> Exercise requirements:
Return the whole listing, keeping every character the same.

*** Data supplied

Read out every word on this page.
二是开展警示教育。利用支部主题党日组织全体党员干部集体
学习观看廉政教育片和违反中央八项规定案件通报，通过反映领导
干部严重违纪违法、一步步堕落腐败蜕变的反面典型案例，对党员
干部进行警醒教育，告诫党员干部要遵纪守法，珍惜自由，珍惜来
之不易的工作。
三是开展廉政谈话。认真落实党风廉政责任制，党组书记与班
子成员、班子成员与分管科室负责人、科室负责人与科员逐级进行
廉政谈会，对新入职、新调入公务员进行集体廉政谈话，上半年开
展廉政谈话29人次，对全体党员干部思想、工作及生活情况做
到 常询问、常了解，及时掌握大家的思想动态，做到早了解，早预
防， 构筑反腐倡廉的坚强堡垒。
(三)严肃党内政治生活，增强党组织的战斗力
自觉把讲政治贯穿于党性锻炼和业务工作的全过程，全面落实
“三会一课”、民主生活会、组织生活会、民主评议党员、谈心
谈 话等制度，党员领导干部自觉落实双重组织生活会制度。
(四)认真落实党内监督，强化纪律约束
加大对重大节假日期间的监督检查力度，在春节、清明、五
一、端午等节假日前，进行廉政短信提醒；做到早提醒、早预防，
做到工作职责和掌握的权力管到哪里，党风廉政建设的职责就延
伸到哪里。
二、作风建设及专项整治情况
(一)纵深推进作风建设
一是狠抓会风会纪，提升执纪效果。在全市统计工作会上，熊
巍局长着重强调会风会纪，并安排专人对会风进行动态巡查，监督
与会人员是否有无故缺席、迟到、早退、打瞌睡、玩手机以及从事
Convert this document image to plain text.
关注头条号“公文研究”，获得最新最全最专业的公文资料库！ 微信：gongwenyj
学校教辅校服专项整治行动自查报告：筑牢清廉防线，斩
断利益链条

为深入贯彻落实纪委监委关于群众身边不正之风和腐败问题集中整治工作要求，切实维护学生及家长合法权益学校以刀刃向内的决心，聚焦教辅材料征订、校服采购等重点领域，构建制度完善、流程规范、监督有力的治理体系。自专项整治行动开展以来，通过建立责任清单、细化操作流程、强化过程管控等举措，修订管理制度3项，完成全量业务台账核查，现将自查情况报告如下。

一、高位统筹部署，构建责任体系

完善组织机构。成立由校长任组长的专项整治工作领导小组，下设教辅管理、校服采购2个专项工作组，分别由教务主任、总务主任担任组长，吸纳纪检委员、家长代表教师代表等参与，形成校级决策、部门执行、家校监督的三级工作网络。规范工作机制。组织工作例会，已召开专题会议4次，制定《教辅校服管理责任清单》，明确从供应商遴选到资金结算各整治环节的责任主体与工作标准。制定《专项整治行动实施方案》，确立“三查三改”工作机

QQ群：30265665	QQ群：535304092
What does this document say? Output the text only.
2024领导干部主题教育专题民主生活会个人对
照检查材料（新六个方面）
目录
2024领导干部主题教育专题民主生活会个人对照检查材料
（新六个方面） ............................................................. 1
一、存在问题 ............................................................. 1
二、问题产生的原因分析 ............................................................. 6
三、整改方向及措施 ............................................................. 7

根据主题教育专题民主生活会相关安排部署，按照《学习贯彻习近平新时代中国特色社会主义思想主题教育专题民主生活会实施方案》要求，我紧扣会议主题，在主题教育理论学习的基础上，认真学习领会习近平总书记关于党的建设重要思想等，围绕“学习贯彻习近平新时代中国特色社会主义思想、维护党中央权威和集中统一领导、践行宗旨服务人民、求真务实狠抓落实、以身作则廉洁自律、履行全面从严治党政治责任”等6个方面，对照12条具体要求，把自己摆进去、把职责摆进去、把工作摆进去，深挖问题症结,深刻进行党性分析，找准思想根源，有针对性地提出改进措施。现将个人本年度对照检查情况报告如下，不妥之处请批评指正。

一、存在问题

******

> Answer below:
Read out every word on this page.
二是开展警示教育。利用支部主题党日组织全体党员干部集体
学习观看廉政教育片和违反中央八项规定案件通报，通过反映领导
干部严重违纪违法、一步步堕落腐败蜕变的反面典型案例，对党员
干部进行警醒教育，告诫党员干部要遵纪守法，珍惜自由，珍惜来
之不易的工作。
三是开展廉政谈话。认真落实党风廉政责任制，党组书记与班
子成员、班子成员与分管科室负责人、科室负责人与科员逐级进行
廉政谈会，对新入职、新调入公务员进行集体廉政谈话，上半年开
展廉政谈话29人次，对全体党员干部思想、工作及生活情况做
到 常询问、常了解，及时掌握大家的思想动态，做到早了解，早预
防， 构筑反腐倡廉的坚强堡垒。
(三)严肃党内政治生活，增强党组织的战斗力
自觉把讲政治贯穿于党性锻炼和业务工作的全过程，全面落实
“三会一课”、民主生活会、组织生活会、民主评议党员、谈心
谈 话等制度，党员领导干部自觉落实双重组织生活会制度。
(四)认真落实党内监督，强化纪律约束
加大对重大节假日期间的监督检查力度，在春节、清明、五
一、端午等节假日前，进行廉政短信提醒；做到早提醒、早预防，
做到工作职责和掌握的权力管到哪里，党风廉政建设的职责就延
伸到哪里。
二、作风建设及专项整治情况
(一)纵深推进作风建设
一是狠抓会风会纪，提升执纪效果。在全市统计工作会上，熊
巍局长着重强调会风会纪，并安排专人对会风进行动态巡查，监督
与会人员是否有无故缺席、迟到、早退、打瞌睡、玩手机以及从事
Convert this document image to plain text.
关注头条号“公文研究”，获得最新最全最专业的公文资料库！ 微信：gongwenyj
学校教辅校服专项整治行动自查报告：筑牢清廉防线，斩
断利益链条

为深入贯彻落实纪委监委关于群众身边不正之风和腐败问题集中整治工作要求，切实维护学生及家长合法权益学校以刀刃向内的决心，聚焦教辅材料征订、校服采购等重点领域，构建制度完善、流程规范、监督有力的治理体系。自专项整治行动开展以来，通过建立责任清单、细化操作流程、强化过程管控等举措，修订管理制度3项，完成全量业务台账核查，现将自查情况报告如下。

一、高位统筹部署，构建责任体系

完善组织机构。成立由校长任组长的专项整治工作领导小组，下设教辅管理、校服采购2个专项工作组，分别由教务主任、总务主任担任组长，吸纳纪检委员、家长代表教师代表等参与，形成校级决策、部门执行、家校监督的三级工作网络。规范工作机制。组织工作例会，已召开专题会议4次，制定《教辅校服管理责任清单》，明确从供应商遴选到资金结算各整治环节的责任主体与工作标准。制定《专项整治行动实施方案》，确立“三查三改”工作机

QQ群：30265665	QQ群：535304092
What does this document say? Output the text only.
2024领导干部主题教育专题民主生活会个人对
照检查材料（新六个方面）
目录
2024领导干部主题教育专题民主生活会个人对照检查材料
（新六个方面） ............................................................. 1
一、存在问题 ............................................................. 1
二、问题产生的原因分析 ............................................................. 6
三、整改方向及措施 ............................................................. 7

根据主题教育专题民主生活会相关安排部署，按照《学习贯彻习近平新时代中国特色社会主义思想主题教育专题民主生活会实施方案》要求，我紧扣会议主题，在主题教育理论学习的基础上，认真学习领会习近平总书记关于党的建设重要思想等，围绕“学习贯彻习近平新时代中国特色社会主义思想、维护党中央权威和集中统一领导、践行宗旨服务人民、求真务实狠抓落实、以身作则廉洁自律、履行全面从严治党政治责任”等6个方面，对照12条具体要求，把自己摆进去、把职责摆进去、把工作摆进去，深挖问题症结,深刻进行党性分析，找准思想根源，有针对性地提出改进措施。现将个人本年度对照检查情况报告如下，不妥之处请批评指正。

一、存在问题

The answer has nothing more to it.